Brief
Only the lines from the one containing "Extract the structured" through the end of the data below should be copied, each exactly as written and with both ends kept.

[Records from a data source]
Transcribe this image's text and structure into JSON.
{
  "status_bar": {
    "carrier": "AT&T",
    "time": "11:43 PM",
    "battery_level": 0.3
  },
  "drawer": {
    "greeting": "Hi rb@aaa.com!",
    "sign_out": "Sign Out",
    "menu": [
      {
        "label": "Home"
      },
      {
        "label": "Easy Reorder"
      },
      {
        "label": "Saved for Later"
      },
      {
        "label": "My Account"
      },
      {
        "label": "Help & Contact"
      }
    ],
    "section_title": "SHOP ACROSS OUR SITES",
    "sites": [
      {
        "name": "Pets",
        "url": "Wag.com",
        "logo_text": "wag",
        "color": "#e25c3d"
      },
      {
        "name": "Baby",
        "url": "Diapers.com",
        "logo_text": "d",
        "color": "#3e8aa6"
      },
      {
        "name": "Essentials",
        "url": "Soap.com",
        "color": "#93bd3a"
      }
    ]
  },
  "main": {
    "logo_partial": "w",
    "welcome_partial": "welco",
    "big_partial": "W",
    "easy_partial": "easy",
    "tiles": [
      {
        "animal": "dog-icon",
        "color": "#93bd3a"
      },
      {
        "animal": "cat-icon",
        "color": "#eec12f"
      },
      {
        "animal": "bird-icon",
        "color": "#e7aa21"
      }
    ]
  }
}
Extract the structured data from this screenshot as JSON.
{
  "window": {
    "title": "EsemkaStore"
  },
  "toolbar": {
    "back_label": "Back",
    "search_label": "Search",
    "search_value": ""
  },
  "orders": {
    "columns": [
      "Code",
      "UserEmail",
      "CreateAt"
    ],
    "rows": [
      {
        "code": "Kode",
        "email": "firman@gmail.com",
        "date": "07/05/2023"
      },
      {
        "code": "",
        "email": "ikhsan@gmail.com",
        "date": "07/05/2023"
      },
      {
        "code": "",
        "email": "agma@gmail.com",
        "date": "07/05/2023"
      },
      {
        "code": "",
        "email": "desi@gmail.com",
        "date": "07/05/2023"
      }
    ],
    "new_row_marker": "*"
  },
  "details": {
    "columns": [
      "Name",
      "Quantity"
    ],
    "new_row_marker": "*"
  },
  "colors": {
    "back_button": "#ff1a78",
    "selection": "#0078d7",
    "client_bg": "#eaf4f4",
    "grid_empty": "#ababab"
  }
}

Answer to this problem
Extract the structured data from this screenshot as JSON.
{
  "window": {
    "title": "EsemkaStore"
  },
  "toolbar": {
    "back_label": "Back",
    "search_label": "Search",
    "search_value": ""
  },
  "orders": {
    "columns": [
      "Code",
      "UserEmail",
      "CreateAt"
    ],
    "rows": [
      {
        "code": "Kode",
        "email": "firman@gmail.com",
        "date": "07/05/2023"
      },
      {
        "code": "",
        "email": "ikhsan@gmail.com",
        "date": "07/05/2023"
      },
      {
        "code": "",
        "email": "agma@gmail.com",
        "date": "07/05/2023"
      },
      {
        "code": "",
        "email": "desi@gmail.com",
        "date": "07/05/2023"
      }
    ],
    "new_row_marker": "*"
  },
  "details": {
    "columns": [
      "Name",
      "Quantity"
    ],
    "new_row_marker": "*"
  },
  "colors": {
    "back_button": "#ff1a78",
    "selection": "#0078d7",
    "client_bg": "#eaf4f4",
    "grid_empty": "#ababab"
  }
}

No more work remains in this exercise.